--- start ---

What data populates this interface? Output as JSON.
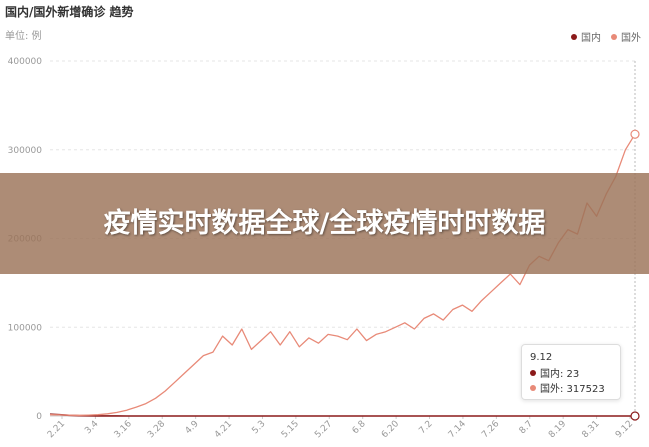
{
  "title": "国内/国外新增确诊 趋势",
  "unit": "单位: 例",
  "banner": "疫情实时数据全球/全球疫情时时数据",
  "colors": {
    "domestic": "#8b1a1a",
    "foreign": "#e88a78",
    "grid": "#e6e6e6",
    "axis": "#999999"
  },
  "tooltip": {
    "date": "9.12",
    "rows": [
      {
        "name": "国内",
        "text": "国内: 23"
      },
      {
        "name": "国外",
        "text": "国外: 317523"
      }
    ]
  },
  "chart_data": {
    "type": "line",
    "title": "国内/国外新增确诊 趋势",
    "ylabel": "单位: 例",
    "ylim": [
      0,
      400000
    ],
    "yticks": [
      0,
      100000,
      200000,
      300000,
      400000
    ],
    "ytick_labels": [
      "0",
      "100000",
      "200000",
      "300000",
      "400000"
    ],
    "xtick_labels": [
      "2.21",
      "3.4",
      "3.16",
      "3.28",
      "4.9",
      "4.21",
      "5.3",
      "5.15",
      "5.27",
      "6.8",
      "6.20",
      "7.2",
      "7.14",
      "7.26",
      "8.7",
      "8.19",
      "8.31",
      "9.12"
    ],
    "legend": "top-right",
    "series": [
      {
        "name": "国内",
        "values": [
          2000,
          1500,
          800,
          300,
          200,
          100,
          90,
          60,
          40,
          30,
          25,
          20,
          15,
          20,
          30,
          40,
          30,
          20,
          15,
          10,
          12,
          15,
          20,
          25,
          20,
          15,
          10,
          10,
          12,
          8,
          6,
          5,
          5,
          10,
          30,
          40,
          25,
          15,
          10,
          8,
          7,
          12,
          20,
          25,
          20,
          15,
          10,
          8,
          6,
          5,
          5,
          6,
          7,
          8,
          10,
          12,
          15,
          18,
          20,
          22,
          25,
          23
        ]
      },
      {
        "name": "国外",
        "values": [
          1500,
          1200,
          900,
          800,
          1000,
          1500,
          2500,
          4000,
          6500,
          10000,
          14000,
          20000,
          28000,
          38000,
          48000,
          58000,
          68000,
          72000,
          90000,
          80000,
          98000,
          75000,
          85000,
          95000,
          80000,
          95000,
          78000,
          88000,
          82000,
          92000,
          90000,
          86000,
          98000,
          85000,
          92000,
          95000,
          100000,
          105000,
          98000,
          110000,
          115000,
          108000,
          120000,
          125000,
          118000,
          130000,
          140000,
          150000,
          160000,
          148000,
          170000,
          180000,
          175000,
          195000,
          210000,
          205000,
          240000,
          225000,
          250000,
          270000,
          300000,
          317523
        ]
      }
    ]
  }
}
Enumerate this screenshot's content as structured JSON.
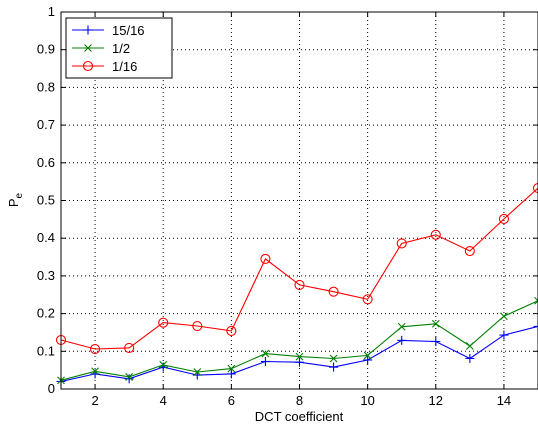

--- end ---

▶ [Aim of the exercise]:
Transcribe every entry word for word, but skip the pictures.

▶ [Result below]:
What data populates this interface? Output as JSON.
{
  "title": "国内/国外新增确诊 趋势",
  "unit": "单位: 例",
  "banner": "疫情实时数据全球/全球疫情时时数据",
  "colors": {
    "domestic": "#8b1a1a",
    "foreign": "#e88a78",
    "grid": "#e6e6e6",
    "axis": "#999999"
  },
  "tooltip": {
    "date": "9.12",
    "rows": [
      {
        "name": "国内",
        "text": "国内: 23"
      },
      {
        "name": "国外",
        "text": "国外: 317523"
      }
    ]
  },
  "chart_data": {
    "type": "line",
    "title": "国内/国外新增确诊 趋势",
    "ylabel": "单位: 例",
    "ylim": [
      0,
      400000
    ],
    "yticks": [
      0,
      100000,
      200000,
      300000,
      400000
    ],
    "ytick_labels": [
      "0",
      "100000",
      "200000",
      "300000",
      "400000"
    ],
    "xtick_labels": [
      "2.21",
      "3.4",
      "3.16",
      "3.28",
      "4.9",
      "4.21",
      "5.3",
      "5.15",
      "5.27",
      "6.8",
      "6.20",
      "7.2",
      "7.14",
      "7.26",
      "8.7",
      "8.19",
      "8.31",
      "9.12"
    ],
    "legend": "top-right",
    "series": [
      {
        "name": "国内",
        "values": [
          2000,
          1500,
          800,
          300,
          200,
          100,
          90,
          60,
          40,
          30,
          25,
          20,
          15,
          20,
          30,
          40,
          30,
          20,
          15,
          10,
          12,
          15,
          20,
          25,
          20,
          15,
          10,
          10,
          12,
          8,
          6,
          5,
          5,
          10,
          30,
          40,
          25,
          15,
          10,
          8,
          7,
          12,
          20,
          25,
          20,
          15,
          10,
          8,
          6,
          5,
          5,
          6,
          7,
          8,
          10,
          12,
          15,
          18,
          20,
          22,
          25,
          23
        ]
      },
      {
        "name": "国外",
        "values": [
          1500,
          1200,
          900,
          800,
          1000,
          1500,
          2500,
          4000,
          6500,
          10000,
          14000,
          20000,
          28000,
          38000,
          48000,
          58000,
          68000,
          72000,
          90000,
          80000,
          98000,
          75000,
          85000,
          95000,
          80000,
          95000,
          78000,
          88000,
          82000,
          92000,
          90000,
          86000,
          98000,
          85000,
          92000,
          95000,
          100000,
          105000,
          98000,
          110000,
          115000,
          108000,
          120000,
          125000,
          118000,
          130000,
          140000,
          150000,
          160000,
          148000,
          170000,
          180000,
          175000,
          195000,
          210000,
          205000,
          240000,
          225000,
          250000,
          270000,
          300000,
          317523
        ]
      }
    ]
  }
}
Enumerate this screenshot's content as structured JSON.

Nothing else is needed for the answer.